[GIVEN TASK] Make an exact copy of the entries, and keep any pictures out of it.

◇ ◇ ◇

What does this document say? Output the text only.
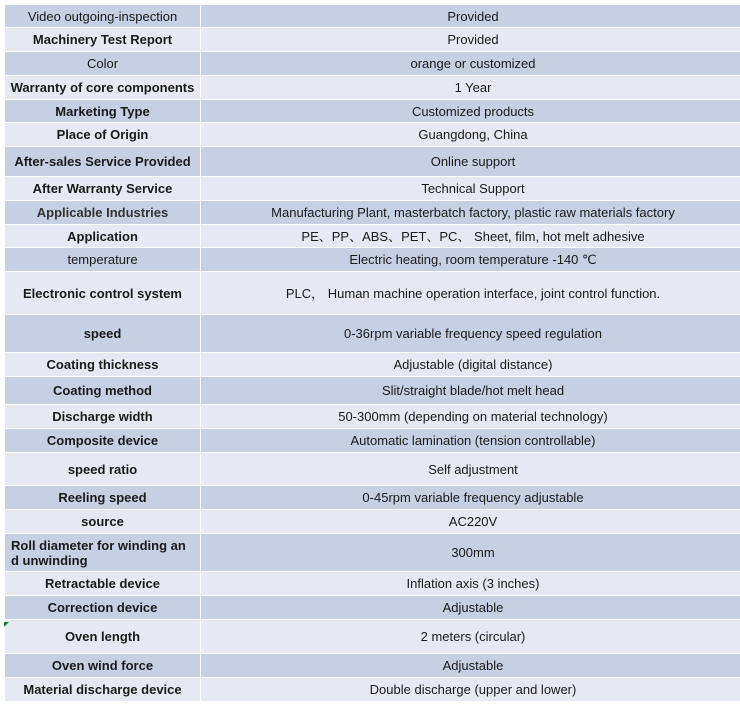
Video outgoing-inspection	Provided
Machinery Test Report	Provided
Color	orange or customized
Warranty of core components	1 Year
Marketing Type	Customized products
Place of Origin	Guangdong, China
After-sales Service Provided	Online support
After Warranty Service	Technical Support
Applicable Industries	Manufacturing Plant, masterbatch factory, plastic raw materials factory
Application	PE、PP、ABS、PET、PC、 Sheet, film, hot melt adhesive
temperature	Electric heating, room temperature -140 ℃
Electronic control system	PLC， Human machine operation interface, joint control function.
speed	0-36rpm variable frequency speed regulation
Coating thickness	Adjustable (digital distance)
Coating method	Slit/straight blade/hot melt head
Discharge width	50-300mm (depending on material technology)
Composite device	Automatic lamination (tension controllable)
speed ratio	Self adjustment
Reeling speed	0-45rpm variable frequency adjustable
source	AC220V
Roll diameter for winding an d unwinding	300mm
Retractable device	Inflation axis (3 inches)
Correction device	Adjustable
Oven length	2 meters (circular)
Oven wind force	Adjustable
Material discharge device	Double discharge (upper and lower)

◇ ◇ ◇

[EXERCISE RESULT]
What does this document say? Output the text only.
Video outgoing-inspection	Provided
Machinery Test Report	Provided
Color	orange or customized
Warranty of core components	1 Year
Marketing Type	Customized products
Place of Origin	Guangdong, China
After-sales Service Provided	Online support
After Warranty Service	Technical Support
Applicable Industries	Manufacturing Plant, masterbatch factory, plastic raw materials factory
Application	PE、PP、ABS、PET、PC、 Sheet, film, hot melt adhesive
temperature	Electric heating, room temperature -140 ℃
Electronic control system	PLC， Human machine operation interface, joint control function.
speed	0-36rpm variable frequency speed regulation
Coating thickness	Adjustable (digital distance)
Coating method	Slit/straight blade/hot melt head
Discharge width	50-300mm (depending on material technology)
Composite device	Automatic lamination (tension controllable)
speed ratio	Self adjustment
Reeling speed	0-45rpm variable frequency adjustable
source	AC220V
Roll diameter for winding an d unwinding	300mm
Retractable device	Inflation axis (3 inches)
Correction device	Adjustable
Oven length	2 meters (circular)
Oven wind force	Adjustable
Material discharge device	Double discharge (upper and lower)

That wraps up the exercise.